# [REQUEST]
Search the data for the word "their". Reproduce every line where it is found.

# [TASK DATA]

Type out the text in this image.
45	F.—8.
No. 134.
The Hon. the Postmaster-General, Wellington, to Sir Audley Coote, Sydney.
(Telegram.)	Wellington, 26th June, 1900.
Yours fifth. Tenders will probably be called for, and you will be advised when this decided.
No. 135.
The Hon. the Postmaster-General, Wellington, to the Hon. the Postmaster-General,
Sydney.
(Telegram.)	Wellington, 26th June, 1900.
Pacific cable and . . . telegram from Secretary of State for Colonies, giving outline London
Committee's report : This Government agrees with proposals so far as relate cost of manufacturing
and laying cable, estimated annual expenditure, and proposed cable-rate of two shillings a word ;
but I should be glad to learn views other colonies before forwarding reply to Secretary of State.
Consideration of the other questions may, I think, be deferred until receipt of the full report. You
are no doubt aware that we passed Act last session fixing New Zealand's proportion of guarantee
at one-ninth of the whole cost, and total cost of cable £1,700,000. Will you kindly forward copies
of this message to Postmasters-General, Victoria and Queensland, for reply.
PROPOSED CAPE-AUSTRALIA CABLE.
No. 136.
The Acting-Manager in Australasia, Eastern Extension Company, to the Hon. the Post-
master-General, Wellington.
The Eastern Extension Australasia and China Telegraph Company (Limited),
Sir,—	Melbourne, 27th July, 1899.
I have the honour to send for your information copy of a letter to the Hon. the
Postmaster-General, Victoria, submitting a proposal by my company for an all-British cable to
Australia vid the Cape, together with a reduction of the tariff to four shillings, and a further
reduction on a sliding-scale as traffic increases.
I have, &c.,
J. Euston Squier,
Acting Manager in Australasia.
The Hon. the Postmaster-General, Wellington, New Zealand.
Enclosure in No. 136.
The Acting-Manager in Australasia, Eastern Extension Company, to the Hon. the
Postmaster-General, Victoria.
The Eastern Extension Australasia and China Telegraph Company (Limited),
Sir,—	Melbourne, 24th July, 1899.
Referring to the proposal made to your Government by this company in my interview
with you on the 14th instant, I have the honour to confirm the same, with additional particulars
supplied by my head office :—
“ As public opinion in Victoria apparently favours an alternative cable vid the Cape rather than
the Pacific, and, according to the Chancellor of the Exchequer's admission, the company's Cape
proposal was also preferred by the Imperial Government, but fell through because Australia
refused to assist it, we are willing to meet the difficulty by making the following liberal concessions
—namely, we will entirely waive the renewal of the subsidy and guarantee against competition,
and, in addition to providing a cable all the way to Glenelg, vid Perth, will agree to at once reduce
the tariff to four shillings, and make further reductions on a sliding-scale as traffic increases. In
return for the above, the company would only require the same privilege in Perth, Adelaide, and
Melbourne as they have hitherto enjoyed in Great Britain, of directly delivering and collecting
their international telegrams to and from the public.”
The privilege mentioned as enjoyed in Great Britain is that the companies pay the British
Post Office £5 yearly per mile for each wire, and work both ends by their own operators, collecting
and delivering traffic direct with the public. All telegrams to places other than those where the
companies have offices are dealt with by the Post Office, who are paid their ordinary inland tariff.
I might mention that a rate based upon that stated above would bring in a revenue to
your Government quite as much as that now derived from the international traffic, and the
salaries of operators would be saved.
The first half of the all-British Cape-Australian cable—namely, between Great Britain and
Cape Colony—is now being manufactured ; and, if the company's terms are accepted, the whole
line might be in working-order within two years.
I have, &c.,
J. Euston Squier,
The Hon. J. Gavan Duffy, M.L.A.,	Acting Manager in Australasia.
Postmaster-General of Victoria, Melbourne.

# [RESULT OF THE TASK]
their international telegrams to and from the public.”
Post Office £5 yearly per mile for each wire, and work both ends by their own operators, collecting
companies have offices are dealt with by the Post Office, who are paid their ordinary inland tariff.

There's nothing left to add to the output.